• _The task_
Make an exact copy of all the entries, with the pictures left out.

• _Working data_
########################################

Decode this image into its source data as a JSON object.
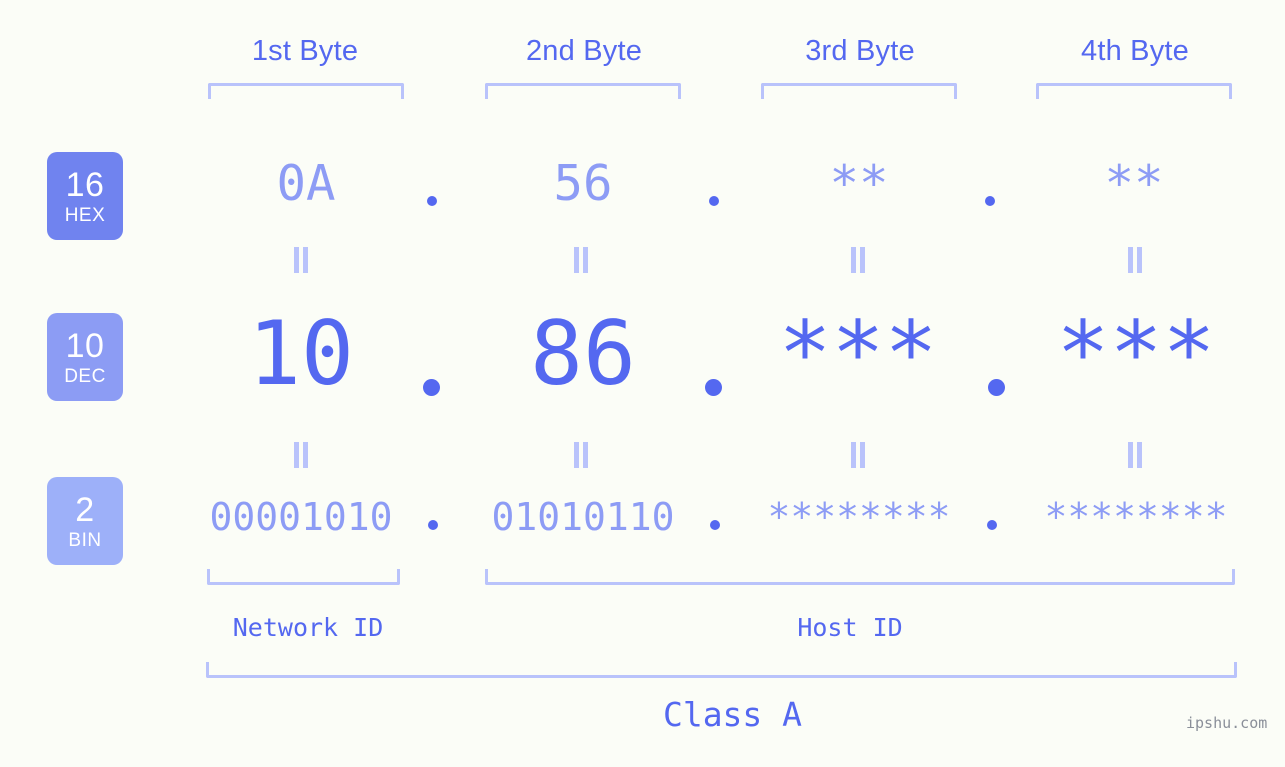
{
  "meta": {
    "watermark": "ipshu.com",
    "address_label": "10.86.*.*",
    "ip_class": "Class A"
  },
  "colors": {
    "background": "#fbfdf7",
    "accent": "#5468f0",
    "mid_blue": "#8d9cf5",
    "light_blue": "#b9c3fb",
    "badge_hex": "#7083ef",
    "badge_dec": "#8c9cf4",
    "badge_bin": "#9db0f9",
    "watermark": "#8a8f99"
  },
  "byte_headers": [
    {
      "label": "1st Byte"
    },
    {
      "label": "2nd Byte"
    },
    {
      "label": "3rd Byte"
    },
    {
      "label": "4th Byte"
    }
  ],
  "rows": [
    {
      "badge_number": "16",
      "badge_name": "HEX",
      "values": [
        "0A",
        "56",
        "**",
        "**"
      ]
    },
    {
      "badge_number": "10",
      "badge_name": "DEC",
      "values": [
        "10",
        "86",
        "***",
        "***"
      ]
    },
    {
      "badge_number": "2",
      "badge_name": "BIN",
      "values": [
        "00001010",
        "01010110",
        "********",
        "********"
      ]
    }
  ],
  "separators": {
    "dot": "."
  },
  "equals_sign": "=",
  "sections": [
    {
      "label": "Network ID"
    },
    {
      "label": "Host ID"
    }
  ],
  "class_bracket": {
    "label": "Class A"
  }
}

########################################

• _Problem solution_
Decode this image into its source data as a JSON object.
{
  "meta": {
    "watermark": "ipshu.com",
    "address_label": "10.86.*.*",
    "ip_class": "Class A"
  },
  "colors": {
    "background": "#fbfdf7",
    "accent": "#5468f0",
    "mid_blue": "#8d9cf5",
    "light_blue": "#b9c3fb",
    "badge_hex": "#7083ef",
    "badge_dec": "#8c9cf4",
    "badge_bin": "#9db0f9",
    "watermark": "#8a8f99"
  },
  "byte_headers": [
    {
      "label": "1st Byte"
    },
    {
      "label": "2nd Byte"
    },
    {
      "label": "3rd Byte"
    },
    {
      "label": "4th Byte"
    }
  ],
  "rows": [
    {
      "badge_number": "16",
      "badge_name": "HEX",
      "values": [
        "0A",
        "56",
        "**",
        "**"
      ]
    },
    {
      "badge_number": "10",
      "badge_name": "DEC",
      "values": [
        "10",
        "86",
        "***",
        "***"
      ]
    },
    {
      "badge_number": "2",
      "badge_name": "BIN",
      "values": [
        "00001010",
        "01010110",
        "********",
        "********"
      ]
    }
  ],
  "separators": {
    "dot": "."
  },
  "equals_sign": "=",
  "sections": [
    {
      "label": "Network ID"
    },
    {
      "label": "Host ID"
    }
  ],
  "class_bracket": {
    "label": "Class A"
  }
}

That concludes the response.